- _PROBLEM DETAILS_
Filter this data down to the lines that hold "человек", and copy them.

- _SOURCE RECORDS_
=-=-=-=-=
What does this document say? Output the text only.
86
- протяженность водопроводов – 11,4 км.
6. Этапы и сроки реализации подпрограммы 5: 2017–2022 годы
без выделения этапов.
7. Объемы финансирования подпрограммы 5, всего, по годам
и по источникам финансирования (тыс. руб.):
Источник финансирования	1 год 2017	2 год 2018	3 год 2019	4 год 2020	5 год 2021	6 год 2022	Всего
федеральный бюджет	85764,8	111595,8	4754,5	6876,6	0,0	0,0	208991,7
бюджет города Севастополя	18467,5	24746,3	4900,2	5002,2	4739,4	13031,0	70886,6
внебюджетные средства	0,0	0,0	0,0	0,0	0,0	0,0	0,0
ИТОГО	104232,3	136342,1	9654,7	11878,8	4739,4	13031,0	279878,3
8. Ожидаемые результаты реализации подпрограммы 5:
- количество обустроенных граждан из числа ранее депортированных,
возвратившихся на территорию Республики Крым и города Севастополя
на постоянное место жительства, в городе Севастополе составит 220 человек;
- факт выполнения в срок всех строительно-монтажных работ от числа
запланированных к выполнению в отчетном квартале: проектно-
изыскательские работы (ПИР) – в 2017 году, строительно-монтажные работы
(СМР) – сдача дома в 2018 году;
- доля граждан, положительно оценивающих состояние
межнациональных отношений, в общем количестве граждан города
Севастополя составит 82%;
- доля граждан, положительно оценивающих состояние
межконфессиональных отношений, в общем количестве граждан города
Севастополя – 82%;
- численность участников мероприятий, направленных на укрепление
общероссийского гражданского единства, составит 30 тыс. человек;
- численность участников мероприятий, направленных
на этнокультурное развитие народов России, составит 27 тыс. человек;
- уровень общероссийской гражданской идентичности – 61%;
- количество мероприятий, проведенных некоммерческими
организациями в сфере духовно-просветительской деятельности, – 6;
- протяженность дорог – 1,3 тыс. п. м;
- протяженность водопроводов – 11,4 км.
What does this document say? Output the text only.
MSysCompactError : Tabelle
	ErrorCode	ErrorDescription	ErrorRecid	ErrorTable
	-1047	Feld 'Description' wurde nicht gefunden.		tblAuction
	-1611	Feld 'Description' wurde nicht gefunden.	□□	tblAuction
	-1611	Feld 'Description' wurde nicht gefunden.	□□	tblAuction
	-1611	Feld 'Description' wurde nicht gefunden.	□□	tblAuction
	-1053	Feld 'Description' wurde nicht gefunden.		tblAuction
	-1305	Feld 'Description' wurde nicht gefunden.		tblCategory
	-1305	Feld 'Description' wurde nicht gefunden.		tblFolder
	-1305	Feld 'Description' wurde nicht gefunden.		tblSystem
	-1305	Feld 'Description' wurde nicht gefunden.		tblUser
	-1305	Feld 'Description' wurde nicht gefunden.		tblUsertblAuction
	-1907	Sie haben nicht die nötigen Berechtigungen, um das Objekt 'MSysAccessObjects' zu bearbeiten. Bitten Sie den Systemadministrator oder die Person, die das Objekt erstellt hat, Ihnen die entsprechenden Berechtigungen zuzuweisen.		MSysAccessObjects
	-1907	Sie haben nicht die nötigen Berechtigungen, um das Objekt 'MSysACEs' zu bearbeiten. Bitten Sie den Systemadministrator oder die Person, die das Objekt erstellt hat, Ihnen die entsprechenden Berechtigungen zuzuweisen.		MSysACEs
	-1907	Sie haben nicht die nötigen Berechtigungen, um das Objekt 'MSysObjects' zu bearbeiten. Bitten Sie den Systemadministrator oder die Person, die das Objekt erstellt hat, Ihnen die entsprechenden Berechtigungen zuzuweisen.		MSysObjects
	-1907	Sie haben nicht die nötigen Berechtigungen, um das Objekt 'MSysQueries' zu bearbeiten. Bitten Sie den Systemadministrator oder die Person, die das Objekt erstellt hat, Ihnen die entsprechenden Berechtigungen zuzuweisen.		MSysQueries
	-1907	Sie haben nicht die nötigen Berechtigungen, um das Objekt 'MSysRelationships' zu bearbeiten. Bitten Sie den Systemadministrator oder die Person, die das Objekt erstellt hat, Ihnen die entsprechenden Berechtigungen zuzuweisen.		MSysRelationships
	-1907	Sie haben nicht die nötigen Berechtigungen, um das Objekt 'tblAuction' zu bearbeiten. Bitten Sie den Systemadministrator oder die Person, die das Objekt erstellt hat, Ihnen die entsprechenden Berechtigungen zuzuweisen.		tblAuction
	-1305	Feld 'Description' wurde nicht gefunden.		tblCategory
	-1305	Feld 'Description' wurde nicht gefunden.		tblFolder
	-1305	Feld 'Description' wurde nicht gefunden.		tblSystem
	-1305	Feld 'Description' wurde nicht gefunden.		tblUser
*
=-=-=-=-=
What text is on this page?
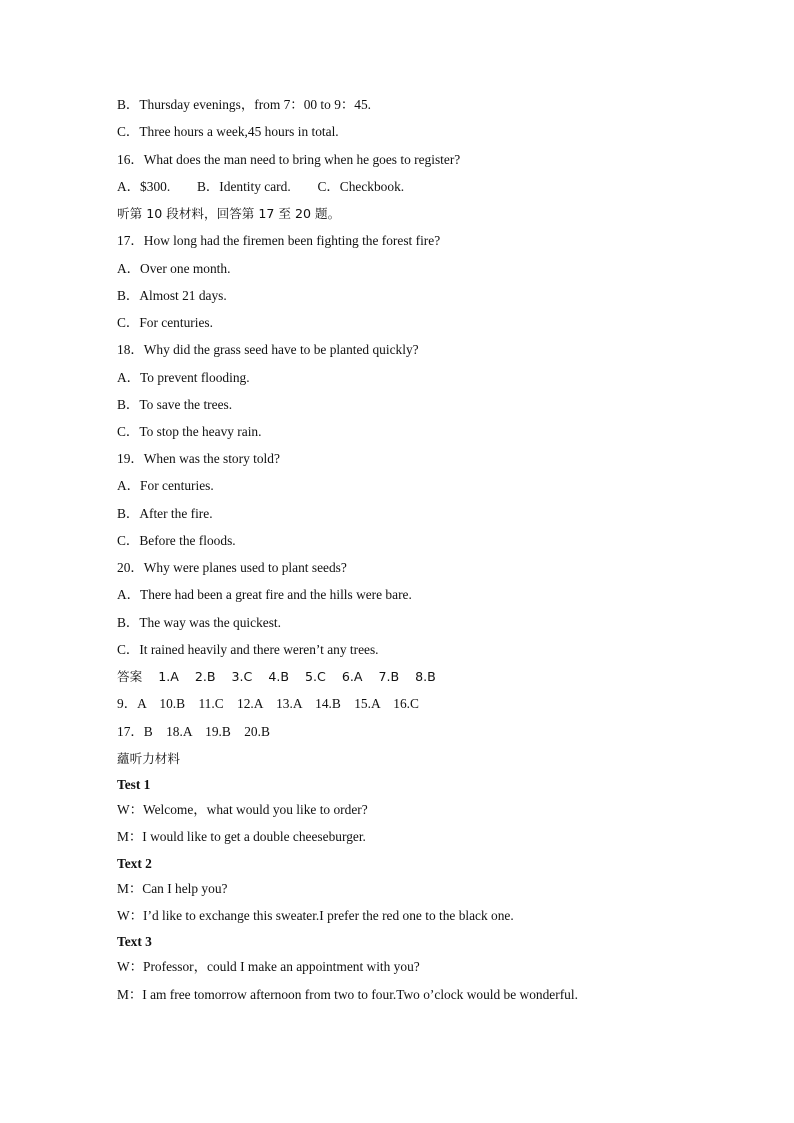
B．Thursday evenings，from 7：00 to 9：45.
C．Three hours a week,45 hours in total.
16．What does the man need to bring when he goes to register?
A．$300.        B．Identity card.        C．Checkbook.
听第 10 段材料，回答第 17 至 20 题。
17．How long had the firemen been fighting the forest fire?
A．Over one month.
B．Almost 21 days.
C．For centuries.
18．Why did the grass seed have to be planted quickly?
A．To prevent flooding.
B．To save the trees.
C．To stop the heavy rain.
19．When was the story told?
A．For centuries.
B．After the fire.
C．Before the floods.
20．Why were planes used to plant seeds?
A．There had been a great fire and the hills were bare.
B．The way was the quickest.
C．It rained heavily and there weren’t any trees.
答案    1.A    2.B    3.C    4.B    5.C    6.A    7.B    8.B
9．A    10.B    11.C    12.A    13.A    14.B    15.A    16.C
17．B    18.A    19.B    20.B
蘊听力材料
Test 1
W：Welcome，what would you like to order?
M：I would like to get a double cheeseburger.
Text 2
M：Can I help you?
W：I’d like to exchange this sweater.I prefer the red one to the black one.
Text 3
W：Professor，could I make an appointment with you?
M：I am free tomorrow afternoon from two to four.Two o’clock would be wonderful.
=-=-=-=-=
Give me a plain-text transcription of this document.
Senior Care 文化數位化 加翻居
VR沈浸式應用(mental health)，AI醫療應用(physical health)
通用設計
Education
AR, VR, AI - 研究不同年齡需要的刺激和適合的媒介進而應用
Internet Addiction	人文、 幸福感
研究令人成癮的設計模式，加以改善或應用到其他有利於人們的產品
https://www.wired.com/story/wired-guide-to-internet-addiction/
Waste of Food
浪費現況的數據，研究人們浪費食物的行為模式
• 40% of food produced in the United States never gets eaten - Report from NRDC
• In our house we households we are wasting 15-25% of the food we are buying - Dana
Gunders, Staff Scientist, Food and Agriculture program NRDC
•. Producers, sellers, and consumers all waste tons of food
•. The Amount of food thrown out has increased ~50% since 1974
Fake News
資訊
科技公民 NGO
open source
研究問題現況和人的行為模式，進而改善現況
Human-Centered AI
=-=-=-=-=
- _WORKED SOLUTION_
на постоянное место жительства, в городе Севастополе составит 220 человек;
общероссийского гражданского единства, составит 30 тыс. человек;
на этнокультурное развитие народов России, составит 27 тыс. человек;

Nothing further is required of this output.